+++ Data to process

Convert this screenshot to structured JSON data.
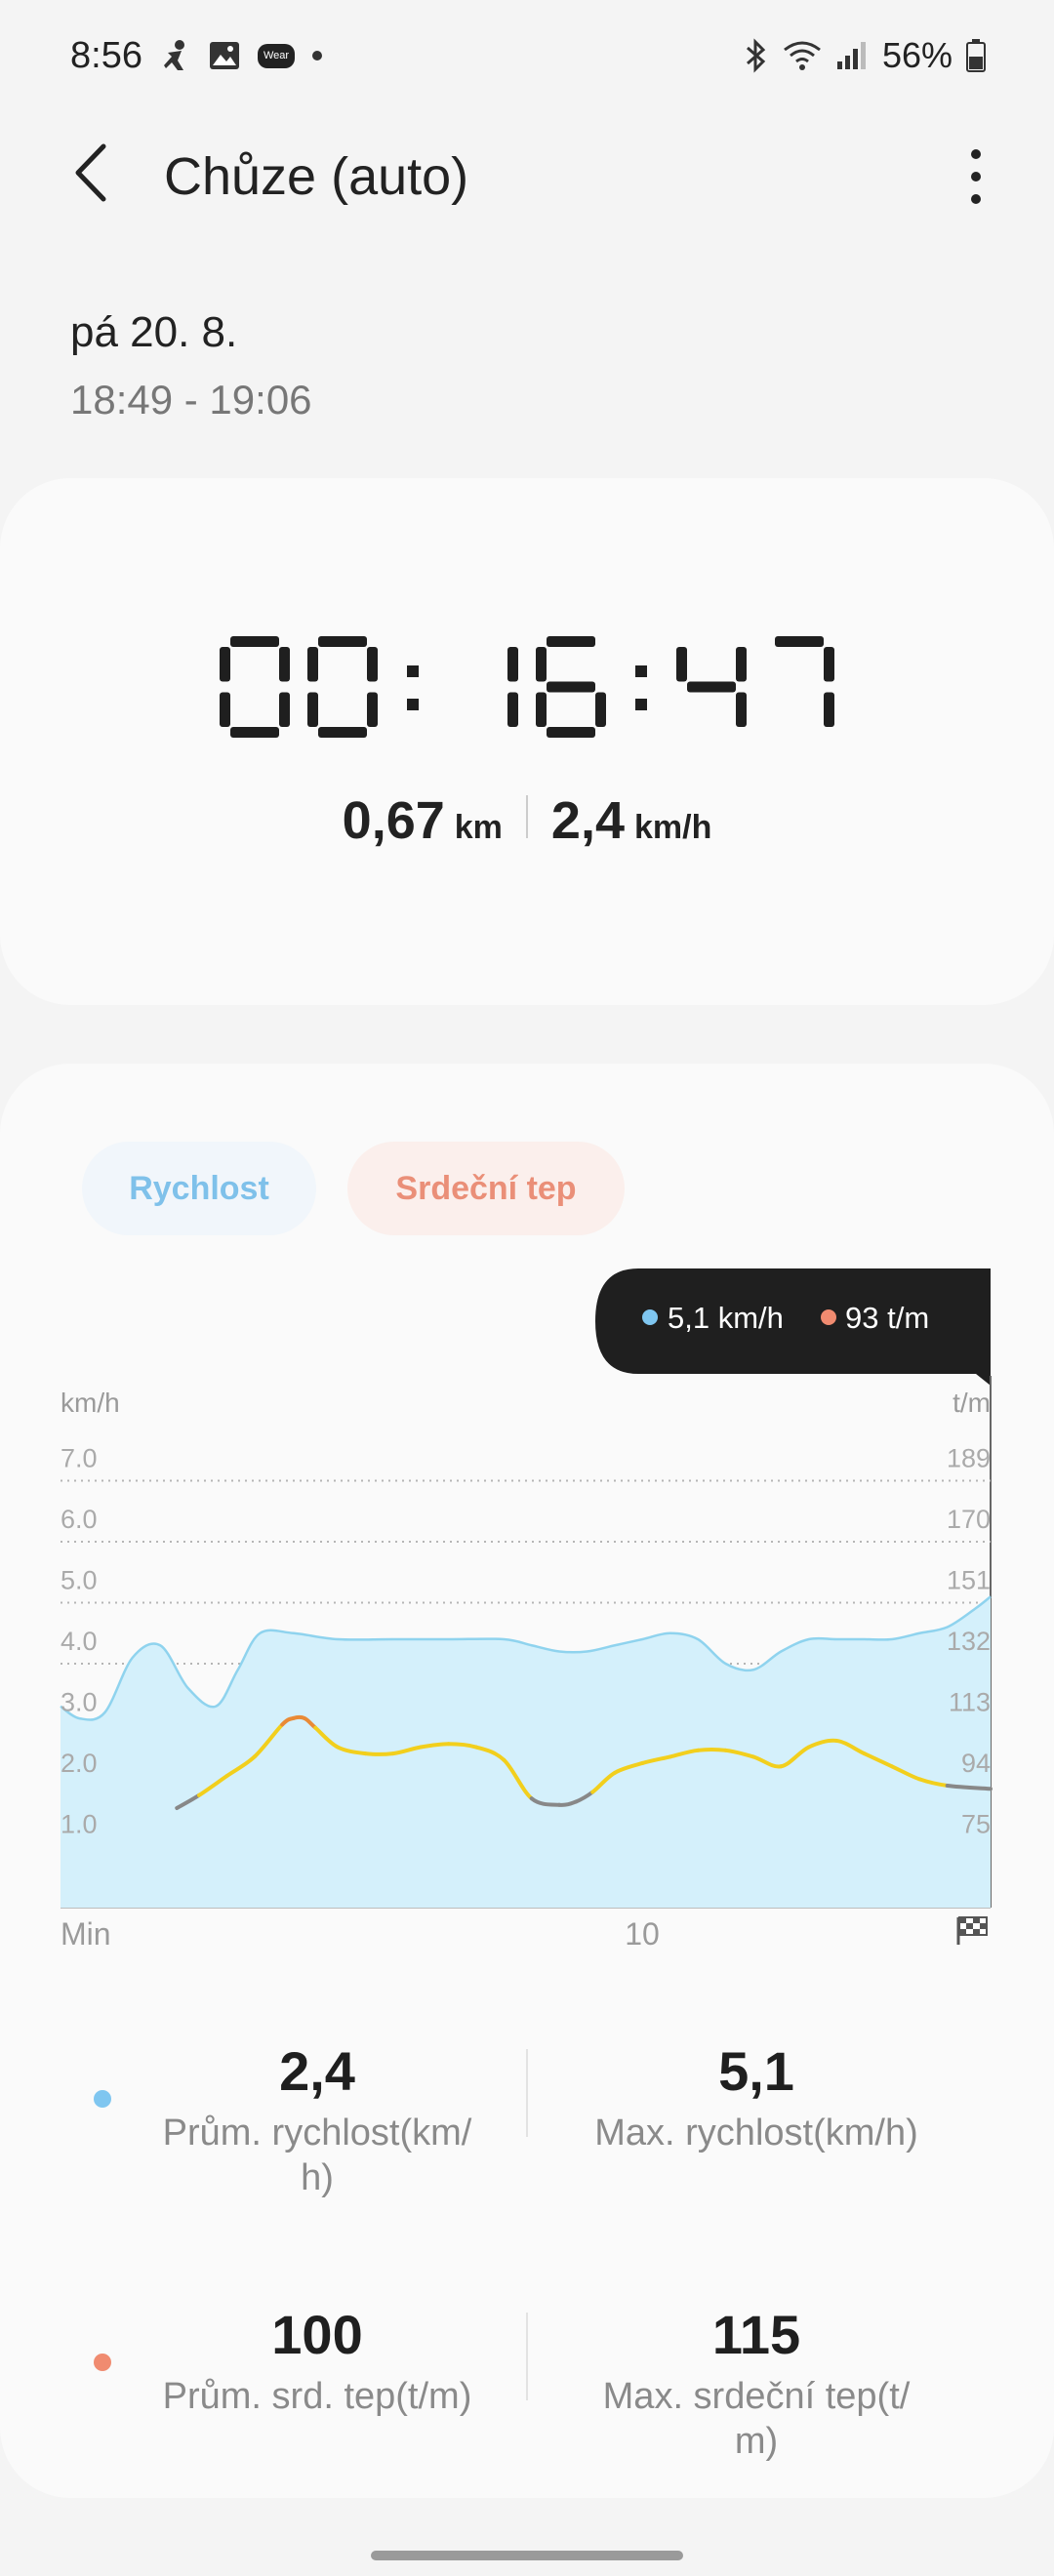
{
  "status": {
    "time": "8:56",
    "battery": "56%",
    "wear_label": "Wear"
  },
  "appbar": {
    "title": "Chůze (auto)"
  },
  "session": {
    "date": "pá 20. 8.",
    "time_range": "18:49 - 19:06"
  },
  "summary": {
    "duration": "00:16:47",
    "distance_value": "0,67",
    "distance_unit": "km",
    "speed_value": "2,4",
    "speed_unit": "km/h"
  },
  "chips": {
    "speed": "Rychlost",
    "heart_rate": "Srdeční tep"
  },
  "tooltip": {
    "speed": "5,1 km/h",
    "heart_rate": "93 t/m"
  },
  "colors": {
    "speed": "#7fc6f0",
    "heart_rate": "#f08b70",
    "hr_line": "#f2cf1d",
    "hr_low": "#888888",
    "hr_high": "#e98a36"
  },
  "chart_data": {
    "type": "area",
    "left_unit": "km/h",
    "right_unit": "t/m",
    "left_ticks": [
      "7.0",
      "6.0",
      "5.0",
      "4.0",
      "3.0",
      "2.0",
      "1.0"
    ],
    "right_ticks": [
      "189",
      "170",
      "151",
      "132",
      "113",
      "94",
      "75"
    ],
    "ylim_left": [
      0,
      7.7
    ],
    "x_labels": [
      "Min",
      "10"
    ],
    "x_range_min": [
      0,
      16.78
    ],
    "series": [
      {
        "name": "Rychlost",
        "unit": "km/h",
        "x": [
          0,
          0.35,
          0.8,
          1.3,
          1.8,
          2.3,
          2.8,
          3.2,
          3.6,
          4.2,
          5,
          6,
          7,
          8,
          8.5,
          9,
          9.5,
          10,
          10.5,
          11,
          11.5,
          12,
          12.5,
          13,
          13.5,
          14,
          14.5,
          15,
          15.5,
          16,
          16.5,
          16.78
        ],
        "values": [
          3.3,
          3.1,
          3.2,
          4.1,
          4.3,
          3.6,
          3.3,
          3.9,
          4.5,
          4.5,
          4.4,
          4.4,
          4.4,
          4.4,
          4.3,
          4.2,
          4.2,
          4.3,
          4.4,
          4.5,
          4.4,
          4.0,
          3.9,
          4.2,
          4.4,
          4.4,
          4.4,
          4.4,
          4.5,
          4.6,
          4.9,
          5.1
        ]
      },
      {
        "name": "Srdeční tep",
        "unit": "t/m",
        "x": [
          2.1,
          2.5,
          3,
          3.5,
          4,
          4.2,
          4.4,
          4.6,
          5,
          5.5,
          6,
          6.5,
          7,
          7.5,
          8,
          8.5,
          9,
          9.3,
          9.6,
          10,
          10.5,
          11,
          11.5,
          12,
          12.5,
          13,
          13.5,
          14,
          14.5,
          15,
          15.5,
          16,
          16.78
        ],
        "values": [
          87,
          91,
          97,
          103,
          113,
          115,
          115,
          112,
          106,
          104,
          104,
          106,
          107,
          106,
          102,
          90,
          88,
          89,
          92,
          98,
          101,
          103,
          105,
          105,
          103,
          100,
          106,
          108,
          104,
          100,
          96,
          94,
          93
        ]
      }
    ]
  },
  "stats": {
    "avg_speed_value": "2,4",
    "avg_speed_label": "Prům. rychlost(km/\nh)",
    "max_speed_value": "5,1",
    "max_speed_label": "Max. rychlost(km/h)",
    "avg_hr_value": "100",
    "avg_hr_label": "Prům. srd. tep(t/m)",
    "max_hr_value": "115",
    "max_hr_label": "Max. srdeční tep(t/\nm)"
  }
}
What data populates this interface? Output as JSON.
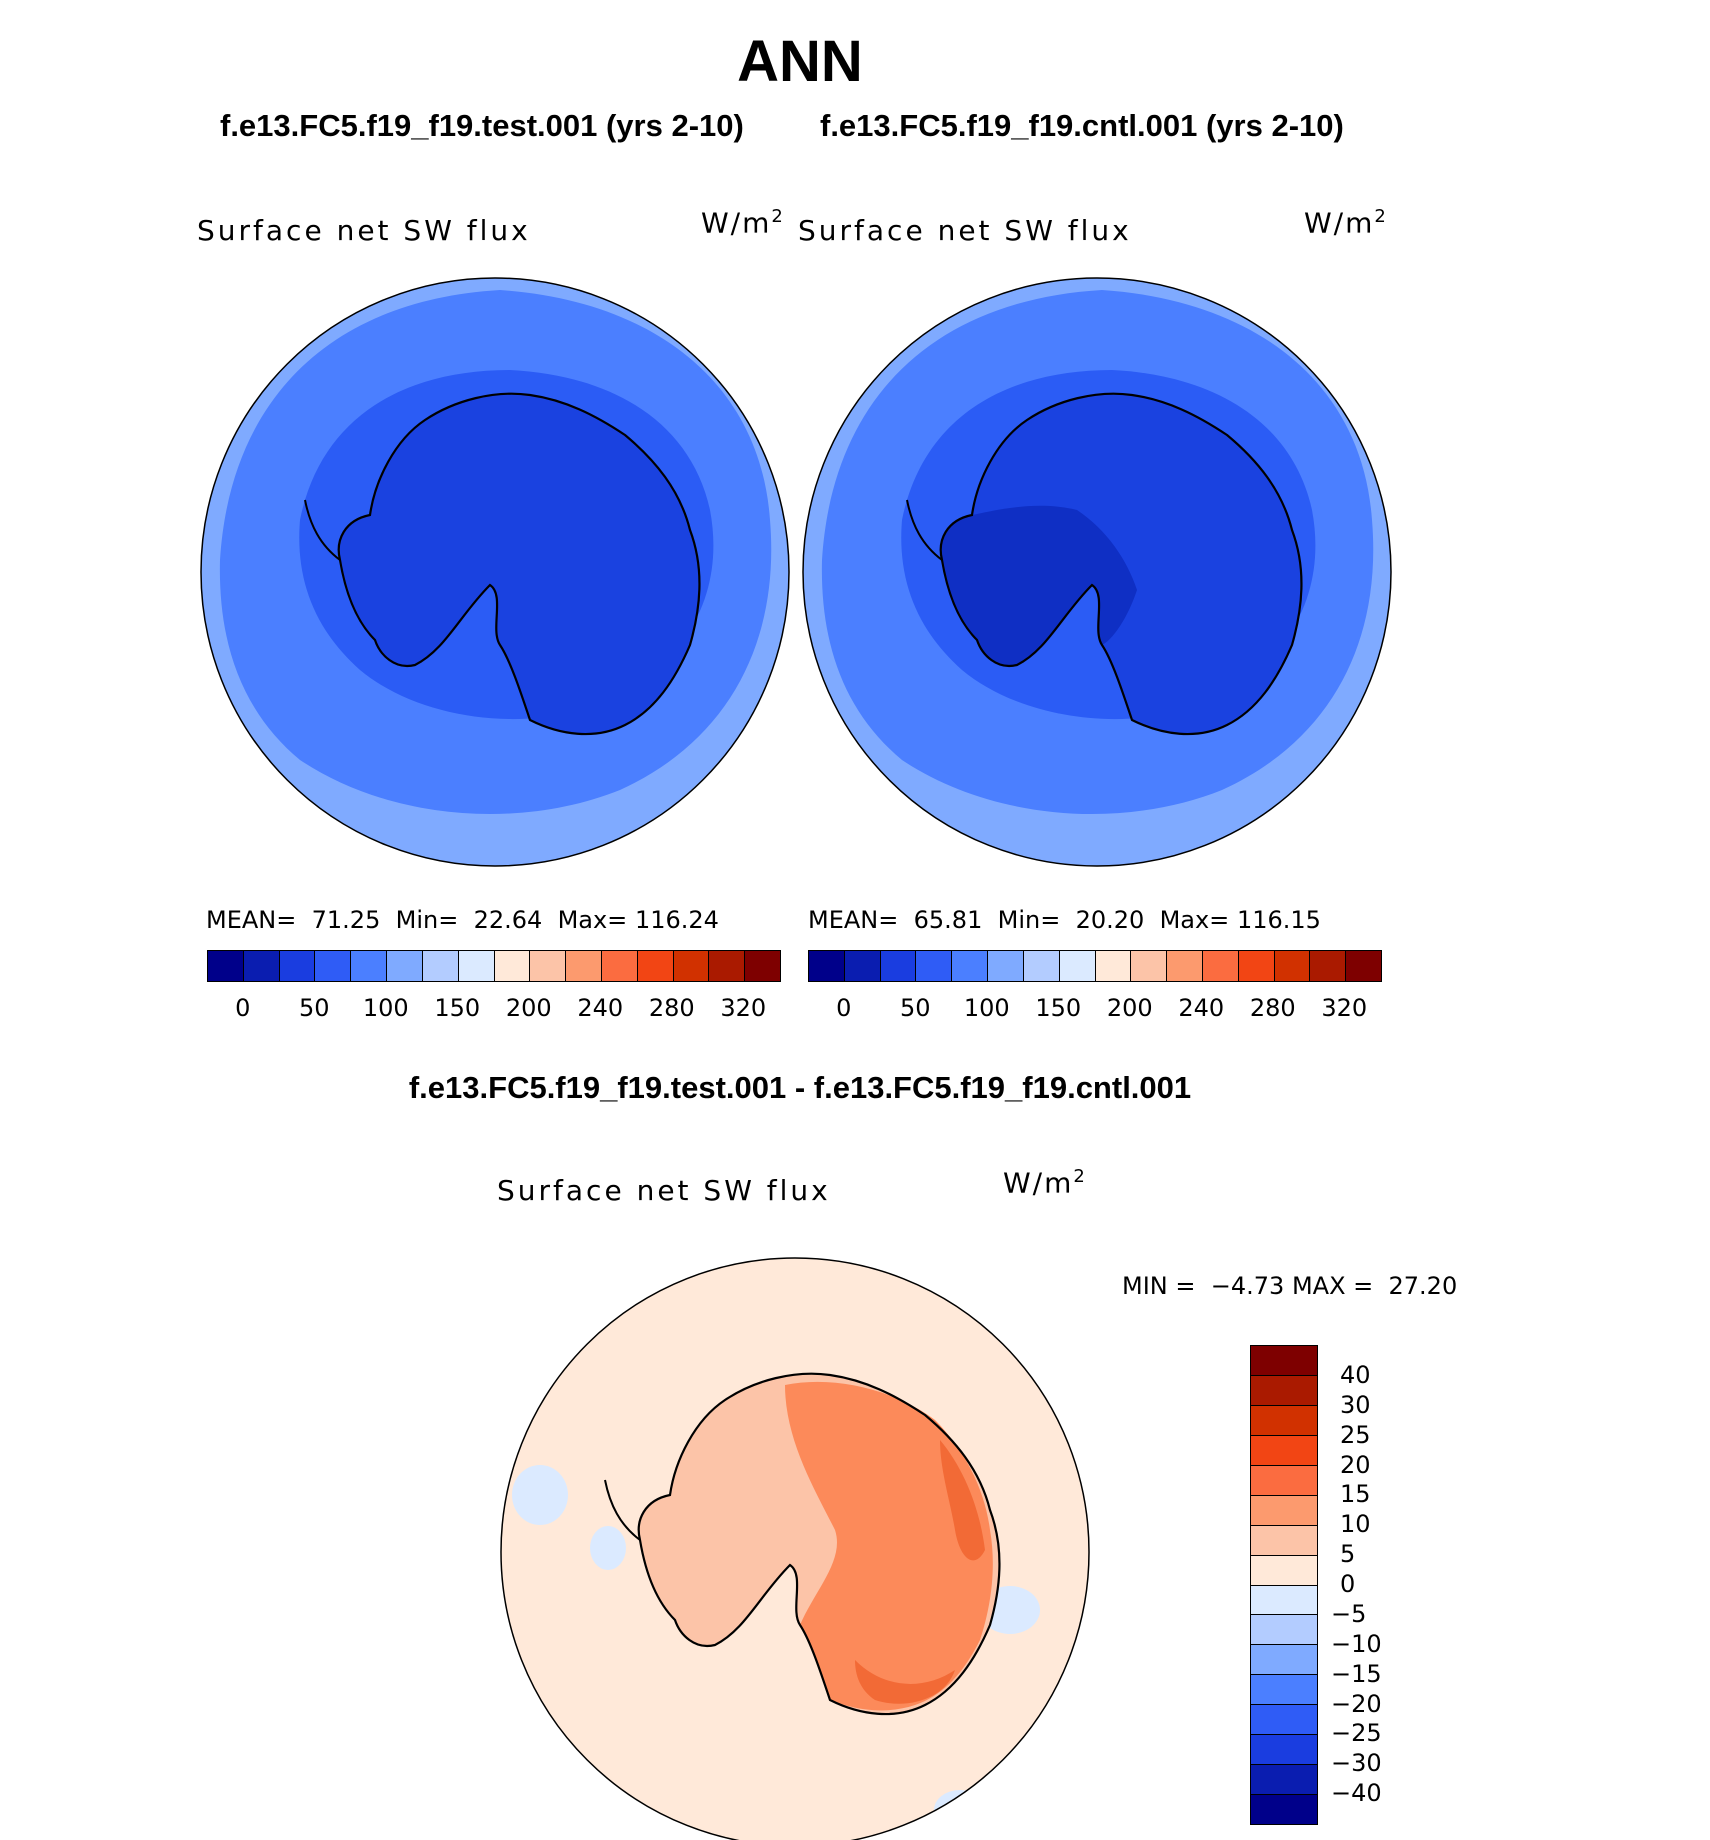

++++++

▶ Task instructions: Print all of the records shown above exactly, leaving out each picture.

▶ Answer for this exercise:
Convert this screenshot to structured JSON data.
{
  "status": {
    "time": "8:56",
    "battery": "56%",
    "wear_label": "Wear"
  },
  "appbar": {
    "title": "Chůze (auto)"
  },
  "session": {
    "date": "pá 20. 8.",
    "time_range": "18:49 - 19:06"
  },
  "summary": {
    "duration": "00:16:47",
    "distance_value": "0,67",
    "distance_unit": "km",
    "speed_value": "2,4",
    "speed_unit": "km/h"
  },
  "chips": {
    "speed": "Rychlost",
    "heart_rate": "Srdeční tep"
  },
  "tooltip": {
    "speed": "5,1 km/h",
    "heart_rate": "93 t/m"
  },
  "colors": {
    "speed": "#7fc6f0",
    "heart_rate": "#f08b70",
    "hr_line": "#f2cf1d",
    "hr_low": "#888888",
    "hr_high": "#e98a36"
  },
  "chart_data": {
    "type": "area",
    "left_unit": "km/h",
    "right_unit": "t/m",
    "left_ticks": [
      "7.0",
      "6.0",
      "5.0",
      "4.0",
      "3.0",
      "2.0",
      "1.0"
    ],
    "right_ticks": [
      "189",
      "170",
      "151",
      "132",
      "113",
      "94",
      "75"
    ],
    "ylim_left": [
      0,
      7.7
    ],
    "x_labels": [
      "Min",
      "10"
    ],
    "x_range_min": [
      0,
      16.78
    ],
    "series": [
      {
        "name": "Rychlost",
        "unit": "km/h",
        "x": [
          0,
          0.35,
          0.8,
          1.3,
          1.8,
          2.3,
          2.8,
          3.2,
          3.6,
          4.2,
          5,
          6,
          7,
          8,
          8.5,
          9,
          9.5,
          10,
          10.5,
          11,
          11.5,
          12,
          12.5,
          13,
          13.5,
          14,
          14.5,
          15,
          15.5,
          16,
          16.5,
          16.78
        ],
        "values": [
          3.3,
          3.1,
          3.2,
          4.1,
          4.3,
          3.6,
          3.3,
          3.9,
          4.5,
          4.5,
          4.4,
          4.4,
          4.4,
          4.4,
          4.3,
          4.2,
          4.2,
          4.3,
          4.4,
          4.5,
          4.4,
          4.0,
          3.9,
          4.2,
          4.4,
          4.4,
          4.4,
          4.4,
          4.5,
          4.6,
          4.9,
          5.1
        ]
      },
      {
        "name": "Srdeční tep",
        "unit": "t/m",
        "x": [
          2.1,
          2.5,
          3,
          3.5,
          4,
          4.2,
          4.4,
          4.6,
          5,
          5.5,
          6,
          6.5,
          7,
          7.5,
          8,
          8.5,
          9,
          9.3,
          9.6,
          10,
          10.5,
          11,
          11.5,
          12,
          12.5,
          13,
          13.5,
          14,
          14.5,
          15,
          15.5,
          16,
          16.78
        ],
        "values": [
          87,
          91,
          97,
          103,
          113,
          115,
          115,
          112,
          106,
          104,
          104,
          106,
          107,
          106,
          102,
          90,
          88,
          89,
          92,
          98,
          101,
          103,
          105,
          105,
          103,
          100,
          106,
          108,
          104,
          100,
          96,
          94,
          93
        ]
      }
    ]
  },
  "stats": {
    "avg_speed_value": "2,4",
    "avg_speed_label": "Prům. rychlost(km/\nh)",
    "max_speed_value": "5,1",
    "max_speed_label": "Max. rychlost(km/h)",
    "avg_hr_value": "100",
    "avg_hr_label": "Prům. srd. tep(t/m)",
    "max_hr_value": "115",
    "max_hr_label": "Max. srdeční tep(t/\nm)"
  }
}
What data populates this interface? Output as JSON.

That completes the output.